* START DATASET *
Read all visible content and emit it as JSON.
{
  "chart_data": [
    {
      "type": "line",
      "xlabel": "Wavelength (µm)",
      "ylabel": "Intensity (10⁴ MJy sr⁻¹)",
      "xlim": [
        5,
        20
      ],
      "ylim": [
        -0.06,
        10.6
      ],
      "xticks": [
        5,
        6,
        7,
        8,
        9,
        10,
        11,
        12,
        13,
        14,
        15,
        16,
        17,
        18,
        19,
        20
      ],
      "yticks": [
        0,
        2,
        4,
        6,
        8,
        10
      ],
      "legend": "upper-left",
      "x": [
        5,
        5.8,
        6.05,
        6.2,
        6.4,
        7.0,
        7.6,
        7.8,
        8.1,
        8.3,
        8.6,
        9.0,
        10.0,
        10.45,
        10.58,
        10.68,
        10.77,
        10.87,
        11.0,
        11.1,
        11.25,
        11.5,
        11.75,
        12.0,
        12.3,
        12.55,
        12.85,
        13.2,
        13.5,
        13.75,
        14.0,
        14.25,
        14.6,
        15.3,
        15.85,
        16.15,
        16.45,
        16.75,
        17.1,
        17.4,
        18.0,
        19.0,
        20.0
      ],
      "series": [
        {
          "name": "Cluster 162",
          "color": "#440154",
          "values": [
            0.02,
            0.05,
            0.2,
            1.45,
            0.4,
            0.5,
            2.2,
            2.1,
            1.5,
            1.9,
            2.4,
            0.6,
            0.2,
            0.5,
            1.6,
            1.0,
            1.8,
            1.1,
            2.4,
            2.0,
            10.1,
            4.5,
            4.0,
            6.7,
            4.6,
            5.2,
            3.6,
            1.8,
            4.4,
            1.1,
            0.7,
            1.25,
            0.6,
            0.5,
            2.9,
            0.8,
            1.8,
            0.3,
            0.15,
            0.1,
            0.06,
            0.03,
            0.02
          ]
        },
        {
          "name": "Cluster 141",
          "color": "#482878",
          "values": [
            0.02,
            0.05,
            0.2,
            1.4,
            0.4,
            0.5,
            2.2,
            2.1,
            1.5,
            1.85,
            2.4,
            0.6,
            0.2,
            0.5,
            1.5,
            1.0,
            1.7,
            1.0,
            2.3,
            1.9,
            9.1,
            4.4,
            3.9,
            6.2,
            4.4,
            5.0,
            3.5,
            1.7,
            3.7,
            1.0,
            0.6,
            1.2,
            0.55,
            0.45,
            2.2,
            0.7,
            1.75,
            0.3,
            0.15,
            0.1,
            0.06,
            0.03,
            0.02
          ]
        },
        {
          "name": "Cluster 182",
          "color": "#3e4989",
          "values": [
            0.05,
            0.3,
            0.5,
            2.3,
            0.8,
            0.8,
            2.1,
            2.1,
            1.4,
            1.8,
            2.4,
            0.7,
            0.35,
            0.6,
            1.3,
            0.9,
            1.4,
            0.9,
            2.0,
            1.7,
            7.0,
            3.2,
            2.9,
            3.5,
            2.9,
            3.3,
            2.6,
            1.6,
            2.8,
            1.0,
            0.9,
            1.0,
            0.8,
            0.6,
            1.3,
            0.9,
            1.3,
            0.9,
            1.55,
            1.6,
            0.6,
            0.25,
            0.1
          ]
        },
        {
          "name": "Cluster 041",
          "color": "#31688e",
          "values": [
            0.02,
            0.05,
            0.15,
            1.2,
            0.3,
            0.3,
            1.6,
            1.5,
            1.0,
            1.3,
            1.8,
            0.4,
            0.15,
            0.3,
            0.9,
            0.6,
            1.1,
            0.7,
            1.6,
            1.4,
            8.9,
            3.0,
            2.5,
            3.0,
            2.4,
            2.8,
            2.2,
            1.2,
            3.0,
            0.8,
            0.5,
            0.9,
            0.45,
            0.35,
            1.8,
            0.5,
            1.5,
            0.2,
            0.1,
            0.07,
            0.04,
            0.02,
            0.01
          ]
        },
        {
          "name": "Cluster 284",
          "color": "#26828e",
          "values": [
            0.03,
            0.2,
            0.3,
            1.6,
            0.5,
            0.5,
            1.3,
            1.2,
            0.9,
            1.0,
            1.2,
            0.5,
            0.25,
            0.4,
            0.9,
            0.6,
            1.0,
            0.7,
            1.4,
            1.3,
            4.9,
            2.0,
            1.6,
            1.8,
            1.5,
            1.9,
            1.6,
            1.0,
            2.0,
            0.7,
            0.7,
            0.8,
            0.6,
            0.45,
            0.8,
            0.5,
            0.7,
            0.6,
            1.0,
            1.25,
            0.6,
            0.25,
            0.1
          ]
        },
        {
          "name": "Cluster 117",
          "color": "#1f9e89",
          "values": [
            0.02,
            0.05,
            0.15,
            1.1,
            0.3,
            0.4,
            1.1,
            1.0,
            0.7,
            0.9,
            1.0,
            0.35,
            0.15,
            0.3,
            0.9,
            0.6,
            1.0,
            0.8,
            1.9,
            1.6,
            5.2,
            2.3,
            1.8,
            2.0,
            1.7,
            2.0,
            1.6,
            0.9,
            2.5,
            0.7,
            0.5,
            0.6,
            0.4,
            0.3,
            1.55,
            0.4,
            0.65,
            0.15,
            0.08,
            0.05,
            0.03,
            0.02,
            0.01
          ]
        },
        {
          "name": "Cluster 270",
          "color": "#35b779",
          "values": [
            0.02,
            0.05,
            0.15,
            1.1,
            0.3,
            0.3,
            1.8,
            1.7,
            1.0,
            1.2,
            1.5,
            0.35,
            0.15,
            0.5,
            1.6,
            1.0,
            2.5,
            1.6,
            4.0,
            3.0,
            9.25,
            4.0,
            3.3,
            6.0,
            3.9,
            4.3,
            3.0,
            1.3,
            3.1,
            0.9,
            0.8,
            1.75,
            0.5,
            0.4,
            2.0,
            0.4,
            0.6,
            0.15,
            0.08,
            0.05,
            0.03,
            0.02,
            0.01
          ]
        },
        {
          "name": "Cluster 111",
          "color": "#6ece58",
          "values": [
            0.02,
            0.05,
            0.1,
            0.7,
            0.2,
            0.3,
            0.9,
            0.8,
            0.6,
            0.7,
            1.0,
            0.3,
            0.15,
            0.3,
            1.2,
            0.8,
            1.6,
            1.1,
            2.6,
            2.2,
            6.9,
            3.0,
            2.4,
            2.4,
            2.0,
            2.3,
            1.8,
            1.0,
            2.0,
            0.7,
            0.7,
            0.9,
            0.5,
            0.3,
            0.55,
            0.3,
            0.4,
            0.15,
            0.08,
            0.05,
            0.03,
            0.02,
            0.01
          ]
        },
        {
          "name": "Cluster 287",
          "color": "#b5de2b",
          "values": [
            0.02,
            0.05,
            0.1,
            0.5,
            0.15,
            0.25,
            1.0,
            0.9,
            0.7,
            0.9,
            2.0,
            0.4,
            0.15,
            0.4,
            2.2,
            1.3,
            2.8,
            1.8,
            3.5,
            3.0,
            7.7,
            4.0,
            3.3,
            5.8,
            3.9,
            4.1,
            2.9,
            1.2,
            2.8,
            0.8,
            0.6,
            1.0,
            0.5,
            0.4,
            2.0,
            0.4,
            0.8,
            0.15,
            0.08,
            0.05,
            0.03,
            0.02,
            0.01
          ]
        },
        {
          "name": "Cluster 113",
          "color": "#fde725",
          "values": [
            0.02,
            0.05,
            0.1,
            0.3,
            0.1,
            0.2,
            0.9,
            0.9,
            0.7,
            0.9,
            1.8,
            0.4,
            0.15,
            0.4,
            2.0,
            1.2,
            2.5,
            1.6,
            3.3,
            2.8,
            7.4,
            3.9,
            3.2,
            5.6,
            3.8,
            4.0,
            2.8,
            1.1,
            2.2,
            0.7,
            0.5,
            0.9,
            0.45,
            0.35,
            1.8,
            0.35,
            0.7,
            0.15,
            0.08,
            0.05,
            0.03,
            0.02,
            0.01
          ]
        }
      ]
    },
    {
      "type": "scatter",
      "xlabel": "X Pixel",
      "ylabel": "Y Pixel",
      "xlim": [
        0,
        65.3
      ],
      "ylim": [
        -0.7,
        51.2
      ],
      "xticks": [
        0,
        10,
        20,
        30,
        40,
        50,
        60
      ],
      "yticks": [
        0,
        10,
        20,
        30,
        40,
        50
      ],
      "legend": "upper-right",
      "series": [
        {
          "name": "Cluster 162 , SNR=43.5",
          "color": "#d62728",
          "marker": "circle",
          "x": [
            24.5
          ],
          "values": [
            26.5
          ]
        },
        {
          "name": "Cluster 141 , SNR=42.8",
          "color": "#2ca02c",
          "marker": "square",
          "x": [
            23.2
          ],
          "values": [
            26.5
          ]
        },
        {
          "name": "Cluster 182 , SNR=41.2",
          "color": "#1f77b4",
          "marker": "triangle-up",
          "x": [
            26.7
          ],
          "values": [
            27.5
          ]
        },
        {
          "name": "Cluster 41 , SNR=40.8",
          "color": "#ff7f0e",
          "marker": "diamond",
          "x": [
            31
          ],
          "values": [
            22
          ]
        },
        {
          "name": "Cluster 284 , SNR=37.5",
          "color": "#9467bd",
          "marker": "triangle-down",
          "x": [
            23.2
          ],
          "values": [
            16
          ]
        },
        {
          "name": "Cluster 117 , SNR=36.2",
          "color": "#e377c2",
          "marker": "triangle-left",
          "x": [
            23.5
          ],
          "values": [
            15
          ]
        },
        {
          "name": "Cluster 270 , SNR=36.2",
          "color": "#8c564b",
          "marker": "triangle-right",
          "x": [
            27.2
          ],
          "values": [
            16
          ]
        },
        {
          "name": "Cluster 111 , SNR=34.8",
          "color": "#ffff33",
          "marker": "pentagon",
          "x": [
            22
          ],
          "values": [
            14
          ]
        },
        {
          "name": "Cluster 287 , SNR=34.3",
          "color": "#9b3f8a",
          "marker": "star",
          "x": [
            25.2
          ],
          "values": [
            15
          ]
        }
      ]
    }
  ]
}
* END DATASET *
* START DATASET *
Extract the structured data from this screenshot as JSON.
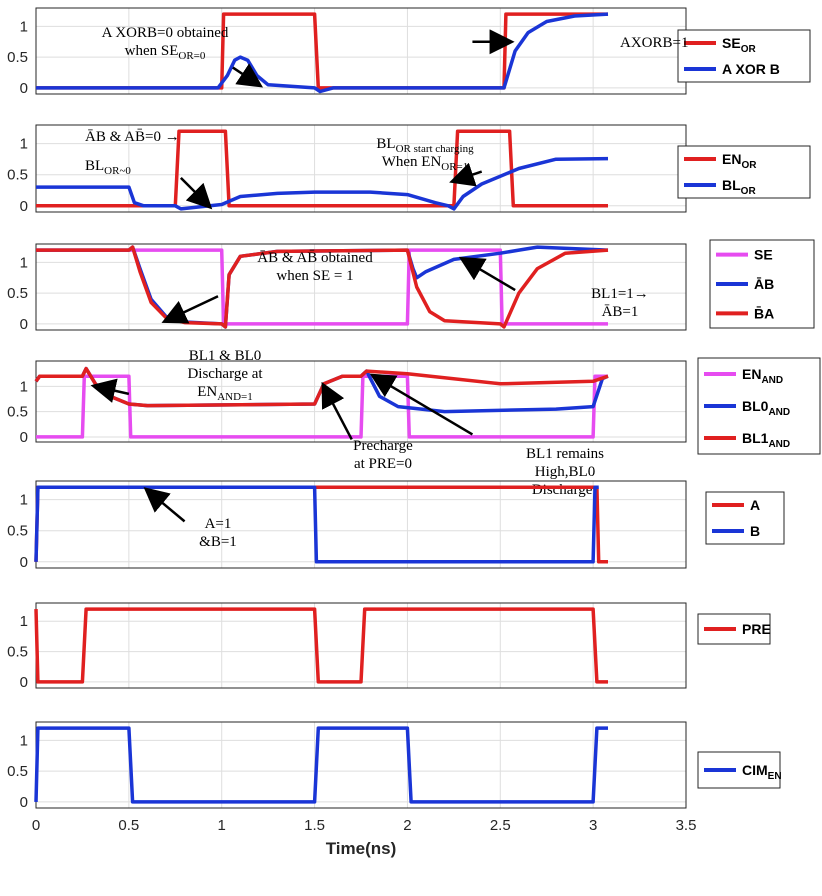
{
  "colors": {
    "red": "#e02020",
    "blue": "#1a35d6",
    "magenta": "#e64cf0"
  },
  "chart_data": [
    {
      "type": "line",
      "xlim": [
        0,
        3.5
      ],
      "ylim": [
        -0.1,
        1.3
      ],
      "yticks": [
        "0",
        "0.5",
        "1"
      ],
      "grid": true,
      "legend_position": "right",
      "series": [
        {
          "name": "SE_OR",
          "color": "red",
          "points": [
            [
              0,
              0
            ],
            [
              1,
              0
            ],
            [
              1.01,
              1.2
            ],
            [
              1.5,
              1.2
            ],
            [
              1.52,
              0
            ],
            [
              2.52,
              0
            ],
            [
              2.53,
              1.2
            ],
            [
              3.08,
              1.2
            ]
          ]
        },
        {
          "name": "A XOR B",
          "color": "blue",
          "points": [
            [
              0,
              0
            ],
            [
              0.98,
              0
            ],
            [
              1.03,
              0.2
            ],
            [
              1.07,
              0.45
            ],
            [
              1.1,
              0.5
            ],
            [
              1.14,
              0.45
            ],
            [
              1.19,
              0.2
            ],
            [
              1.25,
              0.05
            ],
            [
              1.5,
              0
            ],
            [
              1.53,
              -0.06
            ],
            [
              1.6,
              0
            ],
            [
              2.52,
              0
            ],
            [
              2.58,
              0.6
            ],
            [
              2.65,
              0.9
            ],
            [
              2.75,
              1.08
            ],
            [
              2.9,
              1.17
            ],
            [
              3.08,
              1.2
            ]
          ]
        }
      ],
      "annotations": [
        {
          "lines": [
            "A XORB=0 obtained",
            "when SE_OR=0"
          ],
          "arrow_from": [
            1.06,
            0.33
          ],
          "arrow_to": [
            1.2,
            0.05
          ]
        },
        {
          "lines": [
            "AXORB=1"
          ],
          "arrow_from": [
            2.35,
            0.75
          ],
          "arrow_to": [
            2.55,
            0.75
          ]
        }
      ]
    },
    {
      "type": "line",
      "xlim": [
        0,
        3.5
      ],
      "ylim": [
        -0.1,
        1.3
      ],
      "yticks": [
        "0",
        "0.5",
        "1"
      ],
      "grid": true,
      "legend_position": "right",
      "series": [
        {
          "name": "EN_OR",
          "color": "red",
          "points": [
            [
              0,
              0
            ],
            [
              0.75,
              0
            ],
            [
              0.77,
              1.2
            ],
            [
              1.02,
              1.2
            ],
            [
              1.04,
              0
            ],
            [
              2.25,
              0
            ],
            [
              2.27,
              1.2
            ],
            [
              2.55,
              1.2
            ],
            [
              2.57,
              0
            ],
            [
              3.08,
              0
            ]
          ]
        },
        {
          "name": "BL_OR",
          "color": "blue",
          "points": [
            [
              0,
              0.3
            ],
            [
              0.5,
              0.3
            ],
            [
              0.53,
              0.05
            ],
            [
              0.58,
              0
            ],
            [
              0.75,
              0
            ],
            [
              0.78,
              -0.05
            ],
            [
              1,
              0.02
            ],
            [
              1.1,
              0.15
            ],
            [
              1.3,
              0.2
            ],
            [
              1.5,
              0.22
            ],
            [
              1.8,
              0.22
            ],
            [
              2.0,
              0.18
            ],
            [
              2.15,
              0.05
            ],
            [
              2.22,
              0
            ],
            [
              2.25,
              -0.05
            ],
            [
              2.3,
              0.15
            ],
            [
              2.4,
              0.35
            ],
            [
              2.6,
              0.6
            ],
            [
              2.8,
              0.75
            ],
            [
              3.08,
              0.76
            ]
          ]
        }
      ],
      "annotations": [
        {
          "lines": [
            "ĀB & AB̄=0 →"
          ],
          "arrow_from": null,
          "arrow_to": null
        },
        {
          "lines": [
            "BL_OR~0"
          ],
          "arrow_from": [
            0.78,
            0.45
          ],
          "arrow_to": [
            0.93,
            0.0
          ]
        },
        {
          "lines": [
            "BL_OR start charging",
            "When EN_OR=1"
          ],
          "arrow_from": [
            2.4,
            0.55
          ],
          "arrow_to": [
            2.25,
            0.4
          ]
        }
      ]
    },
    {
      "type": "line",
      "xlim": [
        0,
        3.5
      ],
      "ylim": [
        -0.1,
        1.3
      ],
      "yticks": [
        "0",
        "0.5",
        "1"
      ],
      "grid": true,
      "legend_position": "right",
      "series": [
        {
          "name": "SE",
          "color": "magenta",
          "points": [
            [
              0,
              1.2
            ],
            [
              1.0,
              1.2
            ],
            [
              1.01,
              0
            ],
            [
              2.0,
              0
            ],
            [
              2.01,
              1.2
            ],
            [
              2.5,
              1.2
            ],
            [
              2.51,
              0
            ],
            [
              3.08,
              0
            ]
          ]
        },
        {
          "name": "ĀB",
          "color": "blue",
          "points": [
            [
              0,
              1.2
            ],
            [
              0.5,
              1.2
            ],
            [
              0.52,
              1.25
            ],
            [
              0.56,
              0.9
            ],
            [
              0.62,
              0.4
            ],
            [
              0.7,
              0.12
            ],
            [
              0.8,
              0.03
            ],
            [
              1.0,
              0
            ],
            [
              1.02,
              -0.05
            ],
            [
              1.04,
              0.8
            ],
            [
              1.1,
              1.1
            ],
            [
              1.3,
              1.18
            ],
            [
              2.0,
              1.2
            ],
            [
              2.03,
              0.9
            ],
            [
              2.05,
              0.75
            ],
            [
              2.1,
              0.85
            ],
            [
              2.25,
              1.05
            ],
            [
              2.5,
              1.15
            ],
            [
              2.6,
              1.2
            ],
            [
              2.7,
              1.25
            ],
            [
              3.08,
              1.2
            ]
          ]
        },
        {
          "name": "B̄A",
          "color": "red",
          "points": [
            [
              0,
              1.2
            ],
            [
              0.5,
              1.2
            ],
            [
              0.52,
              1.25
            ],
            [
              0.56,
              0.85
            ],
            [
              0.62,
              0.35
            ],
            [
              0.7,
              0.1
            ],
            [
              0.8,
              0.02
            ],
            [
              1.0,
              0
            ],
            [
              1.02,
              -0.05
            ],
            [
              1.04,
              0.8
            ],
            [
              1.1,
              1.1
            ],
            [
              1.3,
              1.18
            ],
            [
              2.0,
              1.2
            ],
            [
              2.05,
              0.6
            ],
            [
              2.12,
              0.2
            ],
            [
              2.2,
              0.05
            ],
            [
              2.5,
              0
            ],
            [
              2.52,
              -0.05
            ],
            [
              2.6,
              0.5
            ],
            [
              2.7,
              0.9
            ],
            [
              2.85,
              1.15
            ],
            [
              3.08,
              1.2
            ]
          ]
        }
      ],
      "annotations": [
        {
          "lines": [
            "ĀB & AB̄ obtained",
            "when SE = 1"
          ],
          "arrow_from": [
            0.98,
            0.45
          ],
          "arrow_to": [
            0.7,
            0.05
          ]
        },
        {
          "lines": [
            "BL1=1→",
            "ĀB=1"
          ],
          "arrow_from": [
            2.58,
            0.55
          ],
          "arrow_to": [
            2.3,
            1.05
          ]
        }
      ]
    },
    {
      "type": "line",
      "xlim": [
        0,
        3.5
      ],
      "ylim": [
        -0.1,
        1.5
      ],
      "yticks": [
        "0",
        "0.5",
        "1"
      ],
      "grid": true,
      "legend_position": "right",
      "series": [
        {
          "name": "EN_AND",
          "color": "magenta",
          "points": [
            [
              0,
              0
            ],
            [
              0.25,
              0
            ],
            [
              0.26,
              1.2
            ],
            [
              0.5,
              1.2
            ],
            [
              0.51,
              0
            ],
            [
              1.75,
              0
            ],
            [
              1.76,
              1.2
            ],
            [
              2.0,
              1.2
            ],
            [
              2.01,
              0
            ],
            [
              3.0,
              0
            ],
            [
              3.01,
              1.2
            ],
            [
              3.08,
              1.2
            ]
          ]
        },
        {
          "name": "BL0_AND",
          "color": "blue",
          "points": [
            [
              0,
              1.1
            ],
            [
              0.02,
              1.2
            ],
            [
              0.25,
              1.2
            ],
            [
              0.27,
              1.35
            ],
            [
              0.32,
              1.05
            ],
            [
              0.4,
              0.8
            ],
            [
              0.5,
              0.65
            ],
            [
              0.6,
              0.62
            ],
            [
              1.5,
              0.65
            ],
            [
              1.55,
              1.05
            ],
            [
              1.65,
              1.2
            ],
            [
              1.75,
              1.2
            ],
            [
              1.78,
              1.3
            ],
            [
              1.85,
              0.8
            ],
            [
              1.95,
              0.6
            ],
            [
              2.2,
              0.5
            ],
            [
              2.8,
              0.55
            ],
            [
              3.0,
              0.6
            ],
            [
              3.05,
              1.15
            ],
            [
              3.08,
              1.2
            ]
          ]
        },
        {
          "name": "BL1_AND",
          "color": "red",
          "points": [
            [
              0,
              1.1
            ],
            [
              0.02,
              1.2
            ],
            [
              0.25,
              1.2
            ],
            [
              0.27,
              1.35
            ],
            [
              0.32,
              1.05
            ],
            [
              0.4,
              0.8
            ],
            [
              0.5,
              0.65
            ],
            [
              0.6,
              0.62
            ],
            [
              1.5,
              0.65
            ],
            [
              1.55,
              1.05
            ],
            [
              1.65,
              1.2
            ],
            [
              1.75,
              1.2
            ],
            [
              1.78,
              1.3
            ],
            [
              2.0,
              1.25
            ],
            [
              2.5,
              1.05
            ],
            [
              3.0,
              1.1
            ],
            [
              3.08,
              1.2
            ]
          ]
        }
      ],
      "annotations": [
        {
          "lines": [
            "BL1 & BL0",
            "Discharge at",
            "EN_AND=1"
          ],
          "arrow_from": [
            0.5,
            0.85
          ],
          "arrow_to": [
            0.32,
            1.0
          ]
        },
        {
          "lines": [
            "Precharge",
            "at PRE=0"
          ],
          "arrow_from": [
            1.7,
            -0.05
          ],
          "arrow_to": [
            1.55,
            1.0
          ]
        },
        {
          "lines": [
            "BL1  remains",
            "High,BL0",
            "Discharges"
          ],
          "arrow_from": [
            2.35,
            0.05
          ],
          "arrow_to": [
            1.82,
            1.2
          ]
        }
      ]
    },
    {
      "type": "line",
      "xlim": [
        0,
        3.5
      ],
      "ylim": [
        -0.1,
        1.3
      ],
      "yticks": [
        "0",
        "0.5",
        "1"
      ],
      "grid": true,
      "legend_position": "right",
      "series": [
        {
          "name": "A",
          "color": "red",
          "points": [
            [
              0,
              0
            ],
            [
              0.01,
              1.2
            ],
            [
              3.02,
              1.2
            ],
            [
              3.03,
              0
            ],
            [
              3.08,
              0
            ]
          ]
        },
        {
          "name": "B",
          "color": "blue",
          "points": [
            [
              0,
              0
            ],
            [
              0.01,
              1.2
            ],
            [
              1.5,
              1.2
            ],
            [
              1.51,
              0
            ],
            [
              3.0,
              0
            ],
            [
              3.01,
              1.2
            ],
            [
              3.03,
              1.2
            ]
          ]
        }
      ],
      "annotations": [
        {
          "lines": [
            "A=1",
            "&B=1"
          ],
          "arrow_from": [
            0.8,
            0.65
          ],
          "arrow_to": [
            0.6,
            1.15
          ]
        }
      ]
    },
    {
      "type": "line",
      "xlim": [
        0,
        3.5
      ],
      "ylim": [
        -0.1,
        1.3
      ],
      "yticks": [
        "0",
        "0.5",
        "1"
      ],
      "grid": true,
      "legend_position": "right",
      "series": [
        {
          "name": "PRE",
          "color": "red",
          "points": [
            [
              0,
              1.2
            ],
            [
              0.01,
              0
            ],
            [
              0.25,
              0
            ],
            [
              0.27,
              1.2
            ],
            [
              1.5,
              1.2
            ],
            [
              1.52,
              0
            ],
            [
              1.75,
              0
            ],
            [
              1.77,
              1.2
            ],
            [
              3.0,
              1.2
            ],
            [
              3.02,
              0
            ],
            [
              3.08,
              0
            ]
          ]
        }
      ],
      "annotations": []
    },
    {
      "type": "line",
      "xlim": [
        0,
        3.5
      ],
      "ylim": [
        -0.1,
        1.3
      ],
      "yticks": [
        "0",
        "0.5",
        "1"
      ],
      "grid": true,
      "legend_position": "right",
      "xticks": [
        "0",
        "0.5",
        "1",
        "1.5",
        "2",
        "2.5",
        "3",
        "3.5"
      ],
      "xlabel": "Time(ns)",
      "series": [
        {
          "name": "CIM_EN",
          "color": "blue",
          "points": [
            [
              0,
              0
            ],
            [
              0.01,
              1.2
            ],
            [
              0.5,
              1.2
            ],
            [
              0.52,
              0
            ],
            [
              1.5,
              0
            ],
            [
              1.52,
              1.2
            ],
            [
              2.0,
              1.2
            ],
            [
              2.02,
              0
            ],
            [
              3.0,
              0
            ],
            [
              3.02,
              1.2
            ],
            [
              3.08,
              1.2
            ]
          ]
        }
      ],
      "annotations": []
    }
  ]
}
* END DATASET *
• _WRITTEN EXERCISE_:
Gather each line in the entries above where the string "triangle" is found.

• _RESPONSE TO THIS TASK_:
          "marker": "triangle-up",
          "marker": "triangle-down",
          "marker": "triangle-left",
          "marker": "triangle-right",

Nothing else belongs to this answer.